Copy out every line of the records where the string "avanti" occurs.

DATASET RECORDS
(begin)

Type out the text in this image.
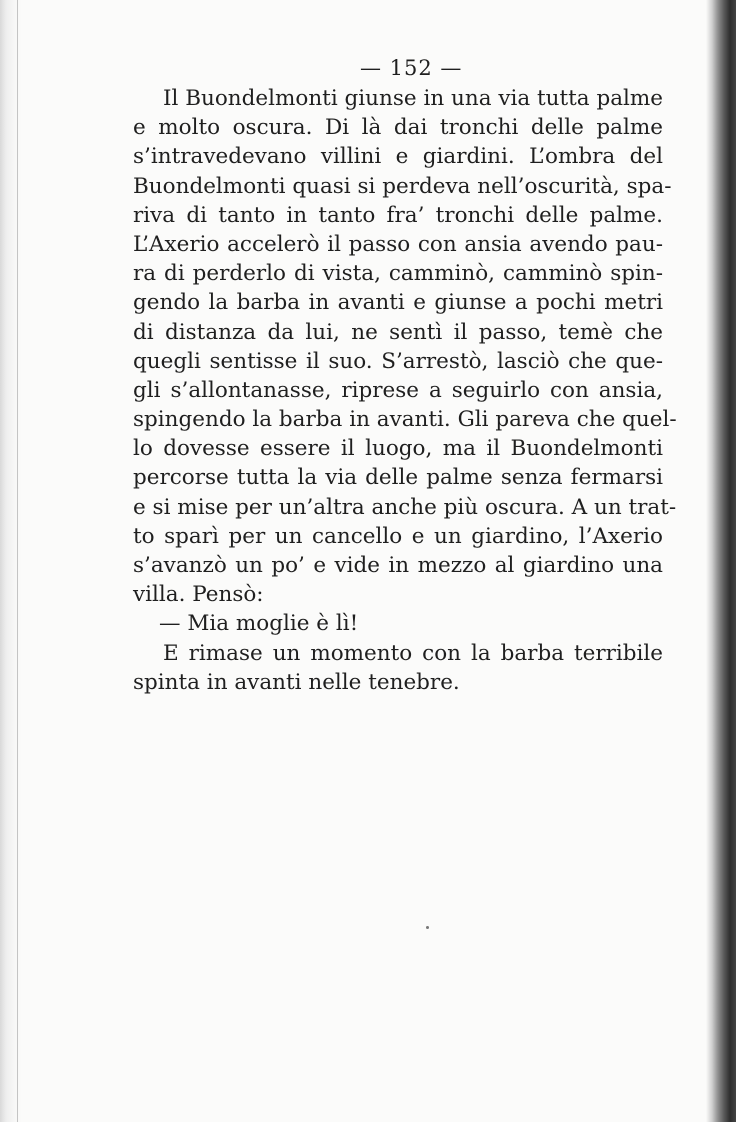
— 152 —
Il Buondelmonti giunse in una via tutta palme
e molto oscura. Di là dai tronchi delle palme
s’intravedevano villini e giardini. L’ombra del
Buondelmonti quasi si perdeva nell’oscurità, spa-
riva di tanto in tanto fra’ tronchi delle palme.
L’Axerio accelerò il passo con ansia avendo pau-
ra di perderlo di vista, camminò, camminò spin-
gendo la barba in avanti e giunse a pochi metri
di distanza da lui, ne sentì il passo, temè che
quegli sentisse il suo. S’arrestò, lasciò che que-
gli s’allontanasse, riprese a seguirlo con ansia,
spingendo la barba in avanti. Gli pareva che quel-
lo dovesse essere il luogo, ma il Buondelmonti
percorse tutta la via delle palme senza fermarsi
e si mise per un’altra anche più oscura. A un trat-
to sparì per un cancello e un giardino, l’Axerio
s’avanzò un po’ e vide in mezzo al giardino una
villa. Pensò:
— Mia moglie è lì!
E rimase un momento con la barba terribile
spinta in avanti nelle tenebre.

(end)

EXERCISE RESULT
gendo la barba in avanti e giunse a pochi metri
spingendo la barba in avanti. Gli pareva che quel-
spinta in avanti nelle tenebre.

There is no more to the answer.